## Work to be completed:
Please count the lines of the records that contain the string "Time", matching case exactly, and reply with the number alone.

Annotated region listings
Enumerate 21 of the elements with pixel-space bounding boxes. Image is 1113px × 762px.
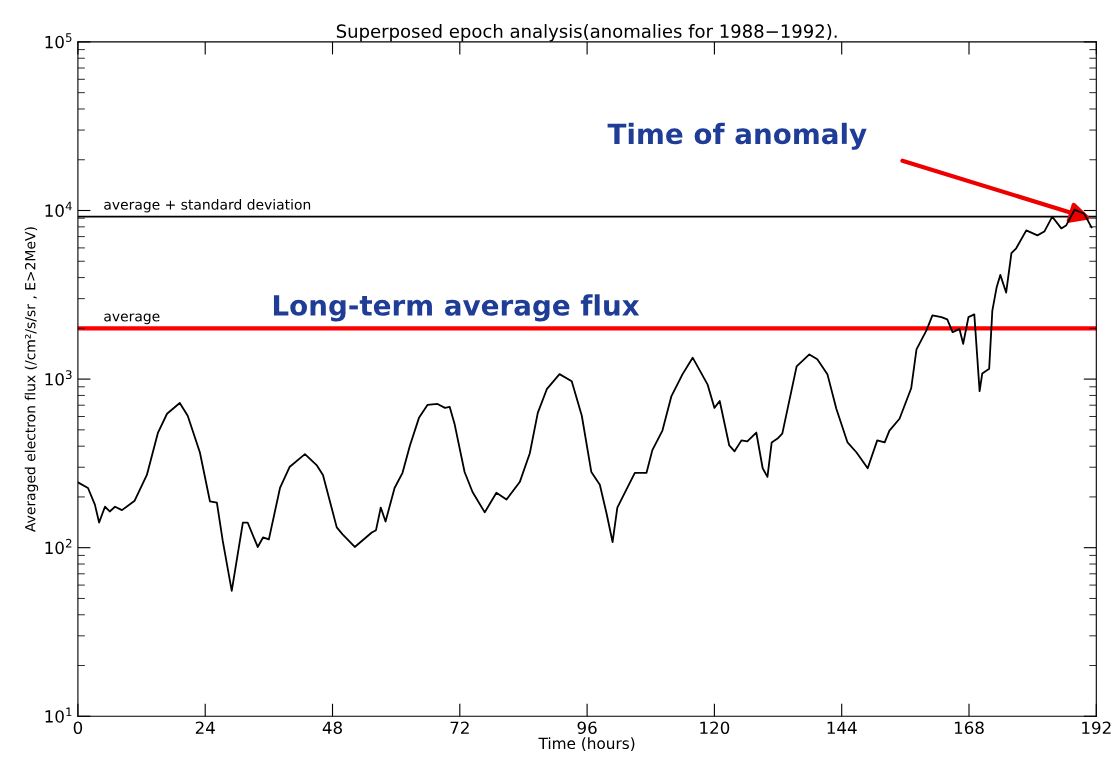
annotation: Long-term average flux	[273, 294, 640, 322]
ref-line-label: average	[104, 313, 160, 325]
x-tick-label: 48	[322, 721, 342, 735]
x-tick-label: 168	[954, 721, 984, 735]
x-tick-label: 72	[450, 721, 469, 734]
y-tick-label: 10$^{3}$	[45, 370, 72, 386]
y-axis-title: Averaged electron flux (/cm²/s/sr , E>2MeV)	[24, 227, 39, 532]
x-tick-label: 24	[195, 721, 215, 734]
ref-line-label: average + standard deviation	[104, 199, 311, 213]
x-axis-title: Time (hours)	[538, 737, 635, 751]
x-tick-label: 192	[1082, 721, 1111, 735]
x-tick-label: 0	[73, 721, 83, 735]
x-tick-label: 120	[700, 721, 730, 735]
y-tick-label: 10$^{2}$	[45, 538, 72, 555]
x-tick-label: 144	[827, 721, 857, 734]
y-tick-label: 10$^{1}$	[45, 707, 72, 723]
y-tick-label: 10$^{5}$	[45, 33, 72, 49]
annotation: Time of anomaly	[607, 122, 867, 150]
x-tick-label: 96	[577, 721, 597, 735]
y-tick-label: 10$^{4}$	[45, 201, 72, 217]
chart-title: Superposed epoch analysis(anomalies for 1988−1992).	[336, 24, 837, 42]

## Written solution:
2